• SOURCE MATERIAL:
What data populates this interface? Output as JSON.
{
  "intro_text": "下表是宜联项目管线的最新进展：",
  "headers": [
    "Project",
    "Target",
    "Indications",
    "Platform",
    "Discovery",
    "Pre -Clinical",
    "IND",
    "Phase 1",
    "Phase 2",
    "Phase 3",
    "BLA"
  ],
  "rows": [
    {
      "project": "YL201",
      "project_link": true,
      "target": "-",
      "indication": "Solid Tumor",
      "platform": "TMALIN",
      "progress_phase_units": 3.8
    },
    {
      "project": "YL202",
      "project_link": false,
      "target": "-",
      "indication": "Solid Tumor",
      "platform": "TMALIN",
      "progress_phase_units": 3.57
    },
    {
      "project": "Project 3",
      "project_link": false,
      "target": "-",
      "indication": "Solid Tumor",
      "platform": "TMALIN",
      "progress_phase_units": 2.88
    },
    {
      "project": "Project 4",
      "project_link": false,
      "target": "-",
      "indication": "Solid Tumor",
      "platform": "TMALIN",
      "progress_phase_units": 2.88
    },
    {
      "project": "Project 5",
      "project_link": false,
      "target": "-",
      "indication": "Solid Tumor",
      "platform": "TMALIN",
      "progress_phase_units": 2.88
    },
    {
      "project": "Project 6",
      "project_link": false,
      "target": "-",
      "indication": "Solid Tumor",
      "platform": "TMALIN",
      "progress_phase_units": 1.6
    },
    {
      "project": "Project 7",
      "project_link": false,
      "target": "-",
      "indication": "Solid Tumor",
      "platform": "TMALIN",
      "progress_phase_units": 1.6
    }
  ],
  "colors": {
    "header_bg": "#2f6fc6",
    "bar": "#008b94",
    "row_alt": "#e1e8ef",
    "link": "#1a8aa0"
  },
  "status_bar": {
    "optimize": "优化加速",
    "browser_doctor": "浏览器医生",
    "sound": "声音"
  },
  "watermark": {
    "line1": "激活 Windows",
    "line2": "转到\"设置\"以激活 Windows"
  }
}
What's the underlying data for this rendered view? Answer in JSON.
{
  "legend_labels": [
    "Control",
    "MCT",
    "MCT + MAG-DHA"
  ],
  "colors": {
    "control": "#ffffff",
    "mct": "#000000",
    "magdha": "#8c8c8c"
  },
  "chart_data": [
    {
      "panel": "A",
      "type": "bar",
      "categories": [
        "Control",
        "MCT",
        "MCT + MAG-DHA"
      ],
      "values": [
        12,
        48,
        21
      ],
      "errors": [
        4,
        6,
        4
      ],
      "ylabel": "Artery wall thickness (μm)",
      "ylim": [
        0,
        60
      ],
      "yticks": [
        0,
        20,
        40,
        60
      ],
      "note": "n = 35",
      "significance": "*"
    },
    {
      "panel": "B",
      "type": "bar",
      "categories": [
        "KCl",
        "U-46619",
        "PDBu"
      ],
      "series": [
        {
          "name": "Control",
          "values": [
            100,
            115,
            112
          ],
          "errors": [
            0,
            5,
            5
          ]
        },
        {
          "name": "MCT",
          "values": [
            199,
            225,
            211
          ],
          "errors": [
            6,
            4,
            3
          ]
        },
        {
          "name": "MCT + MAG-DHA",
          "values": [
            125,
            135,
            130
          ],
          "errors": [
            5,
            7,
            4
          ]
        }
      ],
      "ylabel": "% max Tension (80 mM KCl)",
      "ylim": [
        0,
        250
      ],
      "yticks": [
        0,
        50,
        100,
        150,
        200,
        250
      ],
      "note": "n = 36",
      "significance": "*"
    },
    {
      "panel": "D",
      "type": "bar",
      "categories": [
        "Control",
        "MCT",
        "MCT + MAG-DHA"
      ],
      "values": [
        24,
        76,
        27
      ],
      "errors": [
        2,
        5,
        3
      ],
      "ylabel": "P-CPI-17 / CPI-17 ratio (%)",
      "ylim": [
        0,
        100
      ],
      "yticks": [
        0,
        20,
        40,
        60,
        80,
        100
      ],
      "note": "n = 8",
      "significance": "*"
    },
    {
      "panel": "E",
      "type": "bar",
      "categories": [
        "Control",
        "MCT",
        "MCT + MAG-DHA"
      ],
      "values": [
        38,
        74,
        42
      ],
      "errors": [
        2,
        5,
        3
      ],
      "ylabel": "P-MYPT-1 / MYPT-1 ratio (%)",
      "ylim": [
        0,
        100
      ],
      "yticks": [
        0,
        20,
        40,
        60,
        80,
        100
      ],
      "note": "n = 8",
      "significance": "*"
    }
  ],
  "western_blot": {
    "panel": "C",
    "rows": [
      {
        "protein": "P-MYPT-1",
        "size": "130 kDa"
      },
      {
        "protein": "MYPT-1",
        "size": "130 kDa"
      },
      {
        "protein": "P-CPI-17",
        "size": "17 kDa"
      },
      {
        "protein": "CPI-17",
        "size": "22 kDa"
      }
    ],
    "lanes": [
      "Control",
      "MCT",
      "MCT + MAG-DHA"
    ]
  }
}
* * *
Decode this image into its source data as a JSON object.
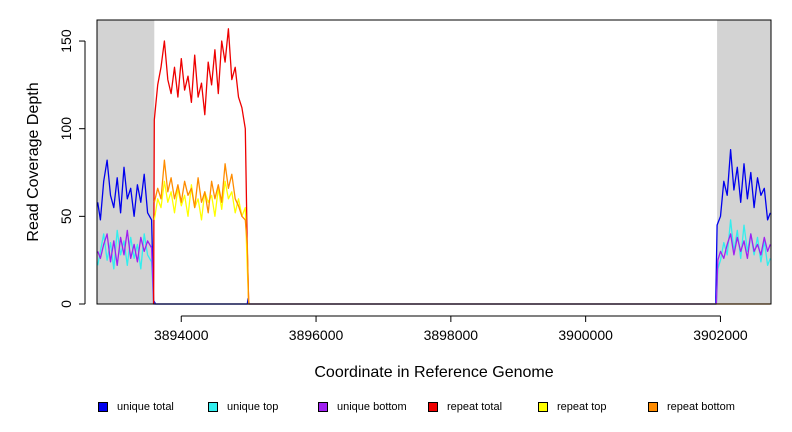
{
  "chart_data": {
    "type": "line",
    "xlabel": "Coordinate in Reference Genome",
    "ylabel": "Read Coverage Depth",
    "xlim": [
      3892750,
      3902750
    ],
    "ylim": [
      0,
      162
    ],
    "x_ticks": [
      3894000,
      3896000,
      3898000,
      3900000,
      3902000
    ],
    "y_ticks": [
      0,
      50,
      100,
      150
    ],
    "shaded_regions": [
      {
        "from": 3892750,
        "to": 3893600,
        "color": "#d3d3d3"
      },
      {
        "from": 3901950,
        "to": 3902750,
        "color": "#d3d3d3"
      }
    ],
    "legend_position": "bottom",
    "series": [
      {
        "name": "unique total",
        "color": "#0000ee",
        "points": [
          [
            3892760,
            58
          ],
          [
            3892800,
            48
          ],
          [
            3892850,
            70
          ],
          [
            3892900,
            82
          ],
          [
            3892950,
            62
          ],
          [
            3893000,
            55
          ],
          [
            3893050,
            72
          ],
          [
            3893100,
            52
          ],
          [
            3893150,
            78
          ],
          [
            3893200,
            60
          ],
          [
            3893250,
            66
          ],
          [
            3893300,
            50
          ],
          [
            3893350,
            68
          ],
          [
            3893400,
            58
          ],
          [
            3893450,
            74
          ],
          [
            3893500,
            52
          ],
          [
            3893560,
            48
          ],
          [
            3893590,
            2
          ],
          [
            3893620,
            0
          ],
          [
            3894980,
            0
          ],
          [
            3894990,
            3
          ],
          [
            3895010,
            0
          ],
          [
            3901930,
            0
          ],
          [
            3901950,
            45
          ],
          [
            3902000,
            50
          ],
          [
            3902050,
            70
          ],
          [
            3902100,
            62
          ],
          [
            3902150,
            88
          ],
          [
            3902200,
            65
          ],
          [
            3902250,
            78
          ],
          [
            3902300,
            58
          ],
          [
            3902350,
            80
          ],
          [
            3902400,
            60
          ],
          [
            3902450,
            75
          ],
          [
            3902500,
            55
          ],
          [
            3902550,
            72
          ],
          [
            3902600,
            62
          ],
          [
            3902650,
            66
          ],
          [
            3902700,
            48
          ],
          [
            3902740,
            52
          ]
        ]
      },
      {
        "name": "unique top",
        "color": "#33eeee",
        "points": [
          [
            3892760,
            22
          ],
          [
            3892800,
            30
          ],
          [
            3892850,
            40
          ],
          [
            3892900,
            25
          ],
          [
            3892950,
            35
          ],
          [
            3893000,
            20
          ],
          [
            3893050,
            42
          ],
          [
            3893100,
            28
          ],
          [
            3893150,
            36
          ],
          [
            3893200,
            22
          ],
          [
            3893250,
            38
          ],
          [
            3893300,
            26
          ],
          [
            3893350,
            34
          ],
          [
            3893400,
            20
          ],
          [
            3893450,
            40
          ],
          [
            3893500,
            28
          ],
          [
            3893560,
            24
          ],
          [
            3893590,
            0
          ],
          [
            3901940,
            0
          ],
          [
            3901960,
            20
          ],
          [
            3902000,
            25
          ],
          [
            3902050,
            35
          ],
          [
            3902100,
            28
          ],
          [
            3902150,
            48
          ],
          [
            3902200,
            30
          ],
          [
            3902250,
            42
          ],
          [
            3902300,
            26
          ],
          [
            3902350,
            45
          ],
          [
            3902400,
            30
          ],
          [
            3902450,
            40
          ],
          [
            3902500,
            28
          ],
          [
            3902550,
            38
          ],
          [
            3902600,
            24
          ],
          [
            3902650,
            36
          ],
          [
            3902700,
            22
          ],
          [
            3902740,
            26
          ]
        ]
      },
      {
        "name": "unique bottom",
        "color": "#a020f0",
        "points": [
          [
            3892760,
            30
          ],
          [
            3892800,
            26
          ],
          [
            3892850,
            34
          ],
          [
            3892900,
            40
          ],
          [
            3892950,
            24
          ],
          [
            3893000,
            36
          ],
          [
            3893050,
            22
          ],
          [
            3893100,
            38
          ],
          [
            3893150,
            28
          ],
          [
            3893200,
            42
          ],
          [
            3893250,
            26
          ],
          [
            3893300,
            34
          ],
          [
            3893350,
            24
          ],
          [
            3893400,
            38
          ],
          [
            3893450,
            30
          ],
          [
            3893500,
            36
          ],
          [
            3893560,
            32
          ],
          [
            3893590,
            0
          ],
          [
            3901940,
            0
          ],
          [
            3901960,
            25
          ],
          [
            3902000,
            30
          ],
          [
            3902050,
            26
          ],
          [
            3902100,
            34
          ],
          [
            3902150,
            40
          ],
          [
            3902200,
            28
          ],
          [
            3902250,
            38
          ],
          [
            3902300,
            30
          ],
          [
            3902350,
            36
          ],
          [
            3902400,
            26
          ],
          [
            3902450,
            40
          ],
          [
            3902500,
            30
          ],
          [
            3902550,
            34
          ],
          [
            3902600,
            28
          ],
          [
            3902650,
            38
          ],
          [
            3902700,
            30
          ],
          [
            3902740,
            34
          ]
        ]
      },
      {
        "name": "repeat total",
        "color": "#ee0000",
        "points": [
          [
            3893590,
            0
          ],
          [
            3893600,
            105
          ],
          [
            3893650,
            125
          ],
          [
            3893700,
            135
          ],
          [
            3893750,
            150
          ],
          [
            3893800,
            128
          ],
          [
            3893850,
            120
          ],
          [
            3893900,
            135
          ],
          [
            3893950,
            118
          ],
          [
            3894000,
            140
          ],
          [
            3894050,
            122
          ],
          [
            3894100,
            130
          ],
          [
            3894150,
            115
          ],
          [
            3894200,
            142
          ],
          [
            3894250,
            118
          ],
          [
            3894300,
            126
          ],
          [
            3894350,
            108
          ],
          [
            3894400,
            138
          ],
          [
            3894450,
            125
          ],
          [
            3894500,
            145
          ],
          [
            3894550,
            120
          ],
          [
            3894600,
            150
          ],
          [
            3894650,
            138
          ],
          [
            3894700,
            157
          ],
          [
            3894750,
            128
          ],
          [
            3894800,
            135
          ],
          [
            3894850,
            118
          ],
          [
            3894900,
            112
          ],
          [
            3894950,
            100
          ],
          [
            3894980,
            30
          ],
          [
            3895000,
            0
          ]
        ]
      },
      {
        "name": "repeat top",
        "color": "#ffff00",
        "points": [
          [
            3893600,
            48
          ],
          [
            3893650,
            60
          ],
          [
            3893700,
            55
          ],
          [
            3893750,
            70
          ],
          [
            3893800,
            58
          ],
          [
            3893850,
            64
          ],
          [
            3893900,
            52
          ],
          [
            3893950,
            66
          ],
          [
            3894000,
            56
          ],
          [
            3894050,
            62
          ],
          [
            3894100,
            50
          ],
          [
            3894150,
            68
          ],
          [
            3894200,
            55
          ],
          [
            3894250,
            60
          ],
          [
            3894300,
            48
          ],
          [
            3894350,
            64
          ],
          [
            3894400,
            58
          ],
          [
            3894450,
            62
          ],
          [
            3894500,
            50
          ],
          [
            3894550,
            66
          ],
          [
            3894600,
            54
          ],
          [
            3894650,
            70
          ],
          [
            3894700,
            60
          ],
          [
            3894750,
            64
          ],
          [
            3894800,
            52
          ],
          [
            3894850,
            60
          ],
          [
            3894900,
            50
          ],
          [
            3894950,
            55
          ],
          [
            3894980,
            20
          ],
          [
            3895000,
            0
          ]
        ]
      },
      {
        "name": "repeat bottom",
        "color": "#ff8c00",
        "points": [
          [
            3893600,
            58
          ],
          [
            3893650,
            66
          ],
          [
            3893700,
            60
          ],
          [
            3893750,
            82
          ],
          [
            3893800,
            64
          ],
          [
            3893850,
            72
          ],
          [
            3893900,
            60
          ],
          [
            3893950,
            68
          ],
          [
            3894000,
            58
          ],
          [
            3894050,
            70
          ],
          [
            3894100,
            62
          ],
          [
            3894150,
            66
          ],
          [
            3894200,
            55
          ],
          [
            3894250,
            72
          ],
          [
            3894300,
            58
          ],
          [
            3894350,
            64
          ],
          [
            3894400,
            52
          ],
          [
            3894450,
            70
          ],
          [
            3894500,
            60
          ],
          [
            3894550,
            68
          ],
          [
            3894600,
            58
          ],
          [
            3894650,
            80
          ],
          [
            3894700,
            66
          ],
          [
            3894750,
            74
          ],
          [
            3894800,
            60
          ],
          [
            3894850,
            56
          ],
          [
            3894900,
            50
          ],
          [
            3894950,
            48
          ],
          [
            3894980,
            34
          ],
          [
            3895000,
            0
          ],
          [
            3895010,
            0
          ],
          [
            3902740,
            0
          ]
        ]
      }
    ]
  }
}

• WHAT IS BEING ASKED: Could you find every line in the records above that has the string "repeat" and copy it?

• OUTPUT:
        "name": "repeat total",
        "name": "repeat top",
        "name": "repeat bottom",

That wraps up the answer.